• **Material for this exercise**
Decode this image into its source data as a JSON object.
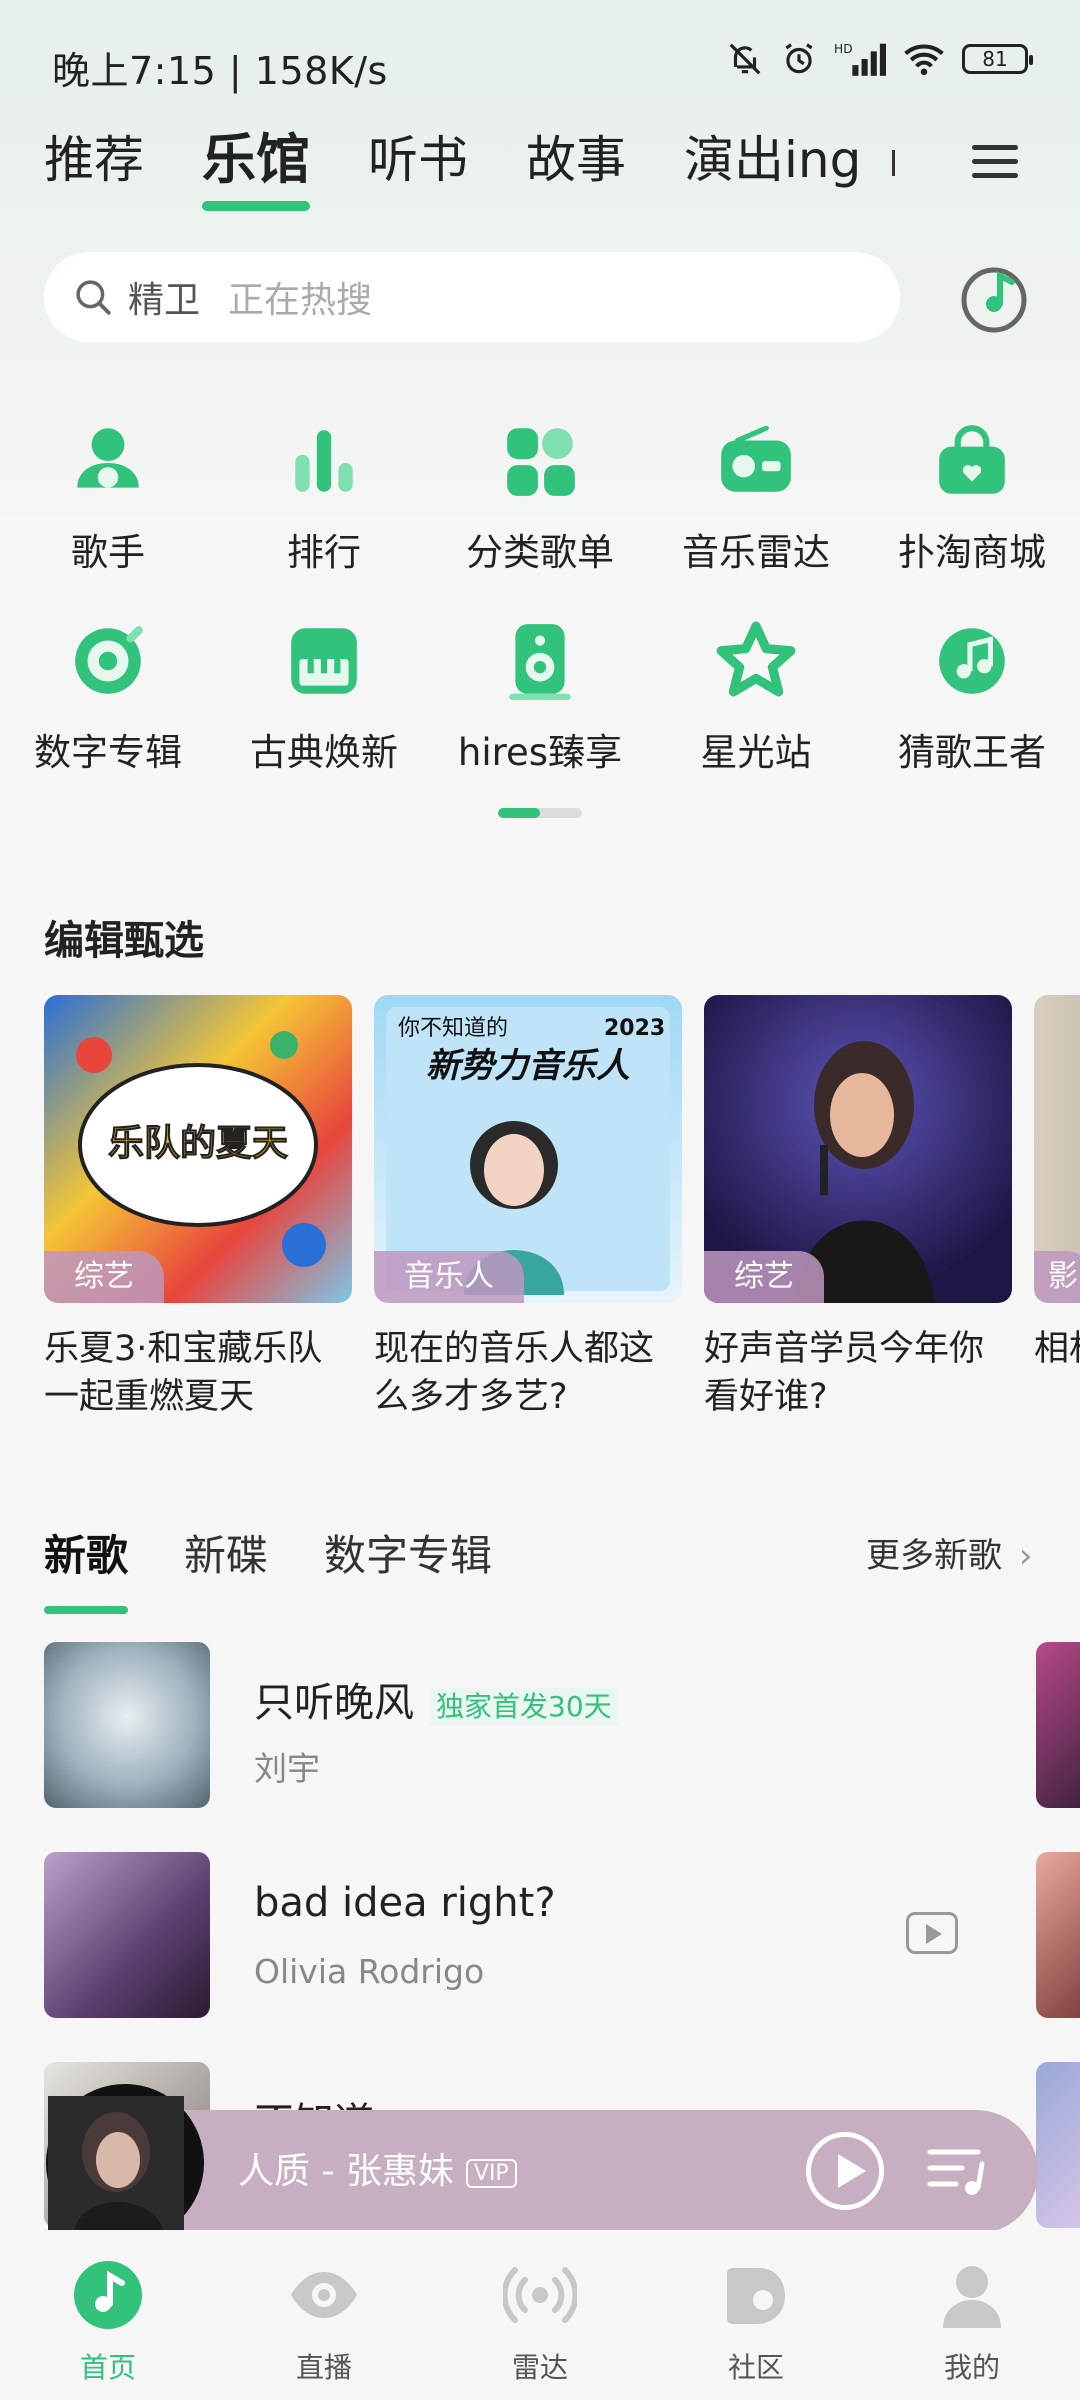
{
  "status_bar": {
    "time": "晚上7:15 | 158K/s",
    "battery": "81",
    "signal_hd": "HD"
  },
  "top_tabs": [
    {
      "label": "推荐"
    },
    {
      "label": "乐馆"
    },
    {
      "label": "听书"
    },
    {
      "label": "故事"
    },
    {
      "label": "演出ing"
    }
  ],
  "search": {
    "placeholder_main": "精卫",
    "placeholder_hot": "正在热搜"
  },
  "quick_grid": [
    {
      "label": "歌手",
      "icon": "singer-icon"
    },
    {
      "label": "排行",
      "icon": "chart-icon"
    },
    {
      "label": "分类歌单",
      "icon": "category-icon"
    },
    {
      "label": "音乐雷达",
      "icon": "radio-icon"
    },
    {
      "label": "扑淘商城",
      "icon": "shop-bag-icon"
    },
    {
      "label": "数字专辑",
      "icon": "digital-album-icon"
    },
    {
      "label": "古典焕新",
      "icon": "piano-icon"
    },
    {
      "label": "hires臻享",
      "icon": "speaker-icon"
    },
    {
      "label": "星光站",
      "icon": "star-station-icon"
    },
    {
      "label": "猜歌王者",
      "icon": "guess-song-icon"
    }
  ],
  "editor_picks": {
    "title": "编辑甄选",
    "items": [
      {
        "tag": "综艺",
        "title": "乐夏3·和宝藏乐队一起重燃夏天",
        "cover_text": "乐队的夏天"
      },
      {
        "tag": "音乐人",
        "title": "现在的音乐人都这么多才多艺?",
        "cover_text": "新势力音乐人",
        "cover_sub": "你不知道的",
        "cover_year": "2023"
      },
      {
        "tag": "综艺",
        "title": "好声音学员今年你看好谁?"
      },
      {
        "tag": "影",
        "title": "相相"
      }
    ]
  },
  "new_songs": {
    "tabs": [
      "新歌",
      "新碟",
      "数字专辑"
    ],
    "more": "更多新歌",
    "songs": [
      {
        "title": "只听晚风",
        "badge": "独家首发30天",
        "artist": "刘宇"
      },
      {
        "title": "bad idea right?",
        "artist": "Olivia Rodrigo"
      },
      {
        "title": "不知道",
        "artist": ""
      }
    ]
  },
  "player": {
    "title": "人质 - 张惠妹",
    "vip": "VIP"
  },
  "bottom_nav": [
    {
      "label": "首页"
    },
    {
      "label": "直播"
    },
    {
      "label": "雷达"
    },
    {
      "label": "社区"
    },
    {
      "label": "我的"
    }
  ],
  "colors": {
    "accent": "#31c27c",
    "player_bg": "#c7afc1",
    "tag_bg": "#be96be"
  }
}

• **To be done**
Using the material above, set down every line exactly, but skip the pictures.

• **Result**
Decode this image into its source data as a JSON object.
{
  "status_bar": {
    "time": "晚上7:15 | 158K/s",
    "battery": "81",
    "signal_hd": "HD"
  },
  "top_tabs": [
    {
      "label": "推荐"
    },
    {
      "label": "乐馆"
    },
    {
      "label": "听书"
    },
    {
      "label": "故事"
    },
    {
      "label": "演出ing"
    }
  ],
  "search": {
    "placeholder_main": "精卫",
    "placeholder_hot": "正在热搜"
  },
  "quick_grid": [
    {
      "label": "歌手",
      "icon": "singer-icon"
    },
    {
      "label": "排行",
      "icon": "chart-icon"
    },
    {
      "label": "分类歌单",
      "icon": "category-icon"
    },
    {
      "label": "音乐雷达",
      "icon": "radio-icon"
    },
    {
      "label": "扑淘商城",
      "icon": "shop-bag-icon"
    },
    {
      "label": "数字专辑",
      "icon": "digital-album-icon"
    },
    {
      "label": "古典焕新",
      "icon": "piano-icon"
    },
    {
      "label": "hires臻享",
      "icon": "speaker-icon"
    },
    {
      "label": "星光站",
      "icon": "star-station-icon"
    },
    {
      "label": "猜歌王者",
      "icon": "guess-song-icon"
    }
  ],
  "editor_picks": {
    "title": "编辑甄选",
    "items": [
      {
        "tag": "综艺",
        "title": "乐夏3·和宝藏乐队一起重燃夏天",
        "cover_text": "乐队的夏天"
      },
      {
        "tag": "音乐人",
        "title": "现在的音乐人都这么多才多艺?",
        "cover_text": "新势力音乐人",
        "cover_sub": "你不知道的",
        "cover_year": "2023"
      },
      {
        "tag": "综艺",
        "title": "好声音学员今年你看好谁?"
      },
      {
        "tag": "影",
        "title": "相相"
      }
    ]
  },
  "new_songs": {
    "tabs": [
      "新歌",
      "新碟",
      "数字专辑"
    ],
    "more": "更多新歌",
    "songs": [
      {
        "title": "只听晚风",
        "badge": "独家首发30天",
        "artist": "刘宇"
      },
      {
        "title": "bad idea right?",
        "artist": "Olivia Rodrigo"
      },
      {
        "title": "不知道",
        "artist": ""
      }
    ]
  },
  "player": {
    "title": "人质 - 张惠妹",
    "vip": "VIP"
  },
  "bottom_nav": [
    {
      "label": "首页"
    },
    {
      "label": "直播"
    },
    {
      "label": "雷达"
    },
    {
      "label": "社区"
    },
    {
      "label": "我的"
    }
  ],
  "colors": {
    "accent": "#31c27c",
    "player_bg": "#c7afc1",
    "tag_bg": "#be96be"
  }
}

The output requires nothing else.